» **Problem**:
Each line that includes "vins" counts once; give the total and nothing besides.

» **Available records**:
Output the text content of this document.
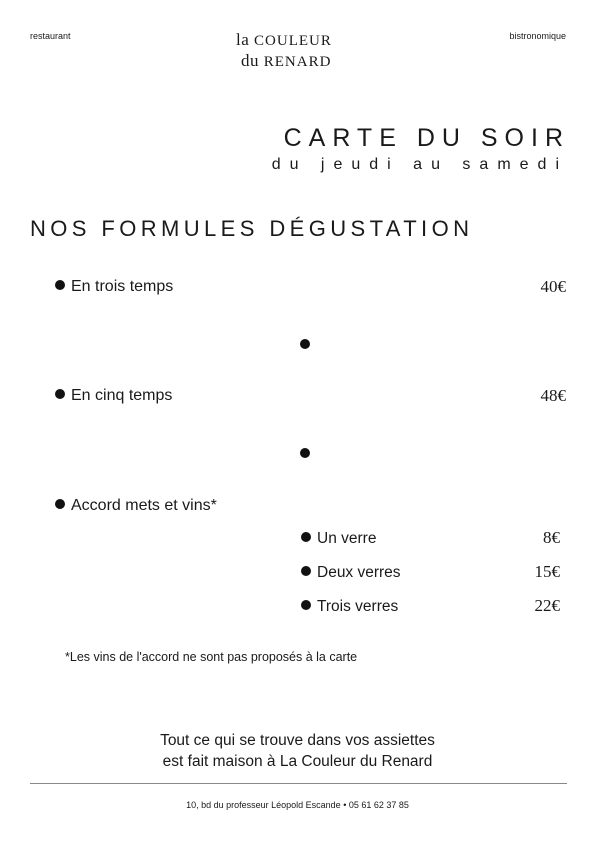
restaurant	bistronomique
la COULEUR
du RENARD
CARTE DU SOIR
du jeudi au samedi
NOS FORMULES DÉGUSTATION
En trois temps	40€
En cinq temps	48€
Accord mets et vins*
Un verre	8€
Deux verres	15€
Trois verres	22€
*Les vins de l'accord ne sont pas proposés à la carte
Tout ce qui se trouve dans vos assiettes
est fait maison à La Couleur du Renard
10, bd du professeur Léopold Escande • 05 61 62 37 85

---

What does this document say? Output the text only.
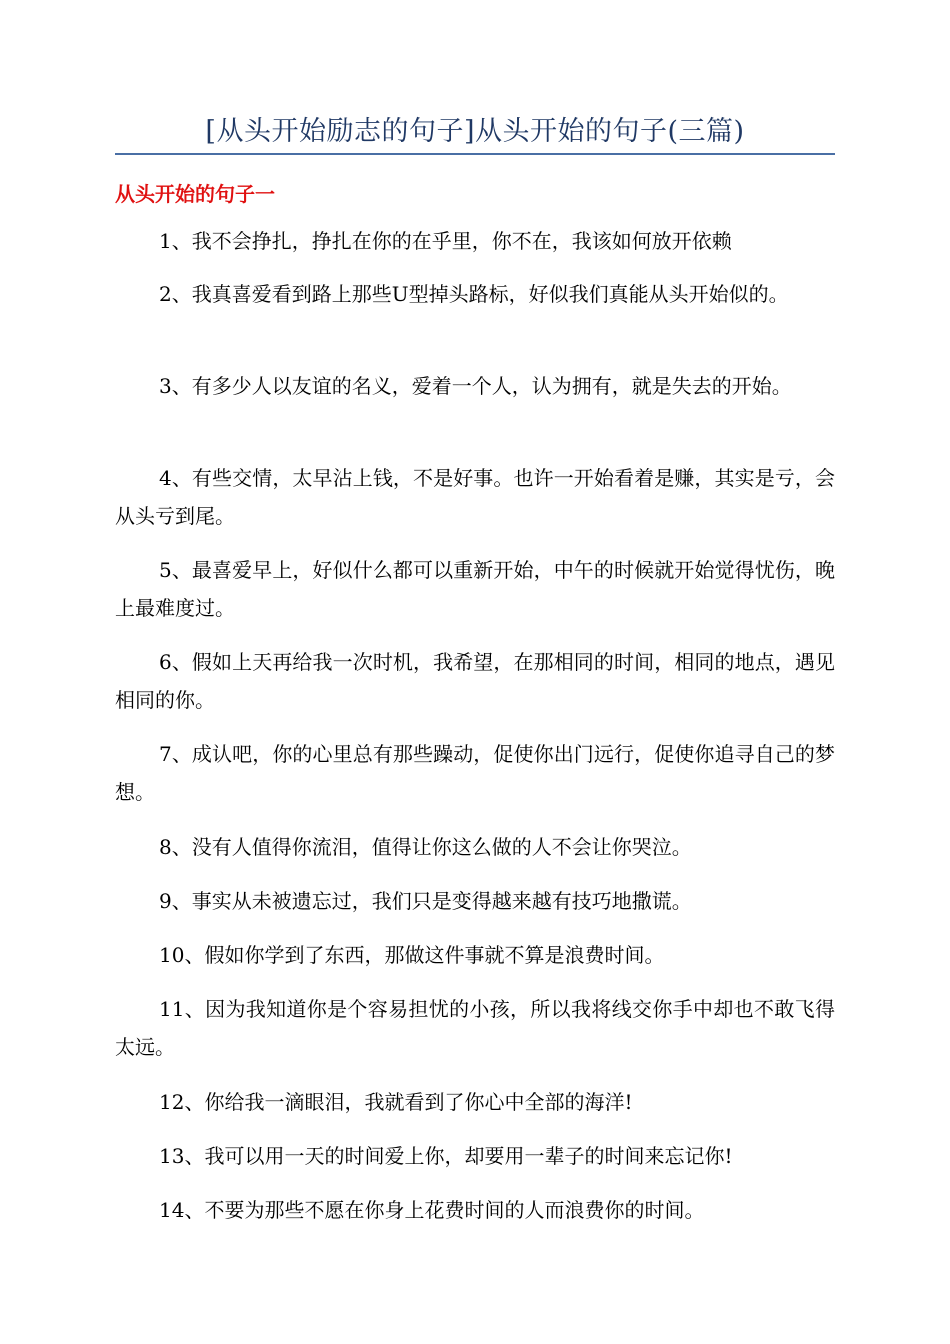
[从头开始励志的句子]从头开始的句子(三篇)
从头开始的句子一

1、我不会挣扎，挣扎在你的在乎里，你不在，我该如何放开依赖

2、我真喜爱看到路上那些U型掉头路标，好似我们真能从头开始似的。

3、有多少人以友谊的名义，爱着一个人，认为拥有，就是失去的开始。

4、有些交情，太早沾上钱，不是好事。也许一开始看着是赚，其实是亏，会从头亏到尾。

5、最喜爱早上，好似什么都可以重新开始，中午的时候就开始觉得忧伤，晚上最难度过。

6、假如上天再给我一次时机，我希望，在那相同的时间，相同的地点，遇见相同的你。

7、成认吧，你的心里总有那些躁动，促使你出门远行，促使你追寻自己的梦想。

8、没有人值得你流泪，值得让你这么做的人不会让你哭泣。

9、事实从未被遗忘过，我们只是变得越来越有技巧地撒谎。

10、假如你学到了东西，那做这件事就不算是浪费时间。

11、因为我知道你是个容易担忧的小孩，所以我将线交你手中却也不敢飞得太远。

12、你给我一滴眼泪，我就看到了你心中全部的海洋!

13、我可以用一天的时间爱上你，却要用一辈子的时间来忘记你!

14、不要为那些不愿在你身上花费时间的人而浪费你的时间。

» **Solution to this exercise**:
2